**PROBLEM TO WORK ON**
Keep the images out and copy every entry below exactly.

**RECORDS SUPPLIED**

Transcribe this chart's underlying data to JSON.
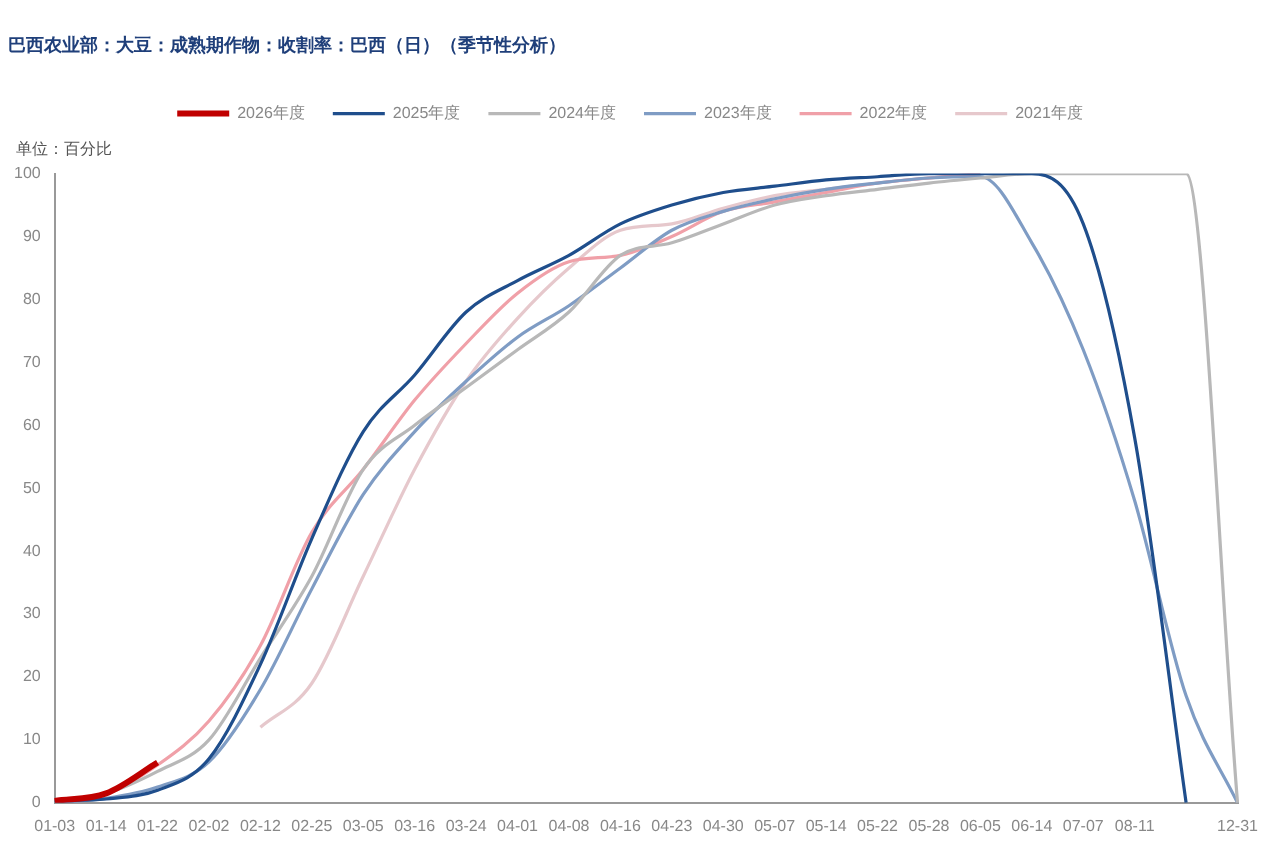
{
  "chart_data": {
    "type": "line",
    "title": "巴西农业部：大豆：成熟期作物：收割率：巴西（日）（季节性分析）",
    "annotations": [
      "单位：百分比"
    ],
    "categories": [
      "01-03",
      "01-14",
      "01-22",
      "02-02",
      "02-12",
      "02-25",
      "03-05",
      "03-16",
      "03-24",
      "04-01",
      "04-08",
      "04-16",
      "04-23",
      "04-30",
      "05-07",
      "05-14",
      "05-22",
      "05-28",
      "06-05",
      "06-14",
      "07-07",
      "08-11",
      null,
      "12-31"
    ],
    "ylim": [
      0,
      100
    ],
    "yticks": [
      0,
      10,
      20,
      30,
      40,
      50,
      60,
      70,
      80,
      90,
      100
    ],
    "grid": false,
    "legend": "top",
    "marker": "none",
    "line_style": "solid",
    "series": [
      {
        "name": "2026年度",
        "color": "#c00000",
        "values": [
          0.3,
          1.5,
          6.4,
          null,
          null,
          null,
          null,
          null,
          null,
          null,
          null,
          null,
          null,
          null,
          null,
          null,
          null,
          null,
          null,
          null,
          null,
          null,
          null,
          null
        ]
      },
      {
        "name": "2025年度",
        "color": "#1f4e8c",
        "values": [
          0.3,
          0.6,
          2,
          7,
          22,
          42,
          59,
          68,
          78,
          83,
          87,
          92,
          95,
          97,
          98,
          99,
          99.5,
          100,
          100,
          100,
          92,
          58,
          0,
          null
        ]
      },
      {
        "name": "2024年度",
        "color": "#b8b8b8",
        "values": [
          0.3,
          1.5,
          5,
          10,
          23,
          36,
          53,
          60,
          66,
          72,
          78,
          87,
          89,
          92,
          95,
          96.5,
          97.5,
          98.5,
          99.3,
          100,
          100,
          100,
          100,
          0
        ]
      },
      {
        "name": "2023年度",
        "color": "#7f9cc4",
        "values": [
          0,
          0.7,
          2.5,
          6.5,
          18,
          34,
          49,
          59,
          67,
          74,
          79,
          85,
          91,
          94,
          96,
          97.5,
          98.5,
          99.3,
          99.5,
          89,
          72,
          48,
          17,
          0
        ]
      },
      {
        "name": "2022年度",
        "color": "#f0a0a8",
        "values": [
          0.5,
          1.5,
          6,
          13,
          25,
          43,
          53,
          64,
          73,
          81,
          86,
          87,
          90,
          94,
          95.5,
          97,
          98.5,
          99.3,
          100,
          null,
          null,
          null,
          null,
          null
        ]
      },
      {
        "name": "2021年度",
        "color": "#e6c8cc",
        "values": [
          null,
          null,
          null,
          null,
          12,
          19,
          36,
          53,
          67,
          77,
          85,
          91,
          92,
          94.5,
          96.5,
          97.5,
          98.5,
          99.3,
          100,
          null,
          null,
          null,
          null,
          null
        ]
      }
    ]
  }
}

**ANSWER TO THIS EXERCISE**
Transcribe this chart's underlying data to JSON.
{
  "chart_data": {
    "type": "line",
    "title": "巴西农业部：大豆：成熟期作物：收割率：巴西（日）（季节性分析）",
    "annotations": [
      "单位：百分比"
    ],
    "categories": [
      "01-03",
      "01-14",
      "01-22",
      "02-02",
      "02-12",
      "02-25",
      "03-05",
      "03-16",
      "03-24",
      "04-01",
      "04-08",
      "04-16",
      "04-23",
      "04-30",
      "05-07",
      "05-14",
      "05-22",
      "05-28",
      "06-05",
      "06-14",
      "07-07",
      "08-11",
      null,
      "12-31"
    ],
    "ylim": [
      0,
      100
    ],
    "yticks": [
      0,
      10,
      20,
      30,
      40,
      50,
      60,
      70,
      80,
      90,
      100
    ],
    "grid": false,
    "legend": "top",
    "marker": "none",
    "line_style": "solid",
    "series": [
      {
        "name": "2026年度",
        "color": "#c00000",
        "values": [
          0.3,
          1.5,
          6.4,
          null,
          null,
          null,
          null,
          null,
          null,
          null,
          null,
          null,
          null,
          null,
          null,
          null,
          null,
          null,
          null,
          null,
          null,
          null,
          null,
          null
        ]
      },
      {
        "name": "2025年度",
        "color": "#1f4e8c",
        "values": [
          0.3,
          0.6,
          2,
          7,
          22,
          42,
          59,
          68,
          78,
          83,
          87,
          92,
          95,
          97,
          98,
          99,
          99.5,
          100,
          100,
          100,
          92,
          58,
          0,
          null
        ]
      },
      {
        "name": "2024年度",
        "color": "#b8b8b8",
        "values": [
          0.3,
          1.5,
          5,
          10,
          23,
          36,
          53,
          60,
          66,
          72,
          78,
          87,
          89,
          92,
          95,
          96.5,
          97.5,
          98.5,
          99.3,
          100,
          100,
          100,
          100,
          0
        ]
      },
      {
        "name": "2023年度",
        "color": "#7f9cc4",
        "values": [
          0,
          0.7,
          2.5,
          6.5,
          18,
          34,
          49,
          59,
          67,
          74,
          79,
          85,
          91,
          94,
          96,
          97.5,
          98.5,
          99.3,
          99.5,
          89,
          72,
          48,
          17,
          0
        ]
      },
      {
        "name": "2022年度",
        "color": "#f0a0a8",
        "values": [
          0.5,
          1.5,
          6,
          13,
          25,
          43,
          53,
          64,
          73,
          81,
          86,
          87,
          90,
          94,
          95.5,
          97,
          98.5,
          99.3,
          100,
          null,
          null,
          null,
          null,
          null
        ]
      },
      {
        "name": "2021年度",
        "color": "#e6c8cc",
        "values": [
          null,
          null,
          null,
          null,
          12,
          19,
          36,
          53,
          67,
          77,
          85,
          91,
          92,
          94.5,
          96.5,
          97.5,
          98.5,
          99.3,
          100,
          null,
          null,
          null,
          null,
          null
        ]
      }
    ]
  }
}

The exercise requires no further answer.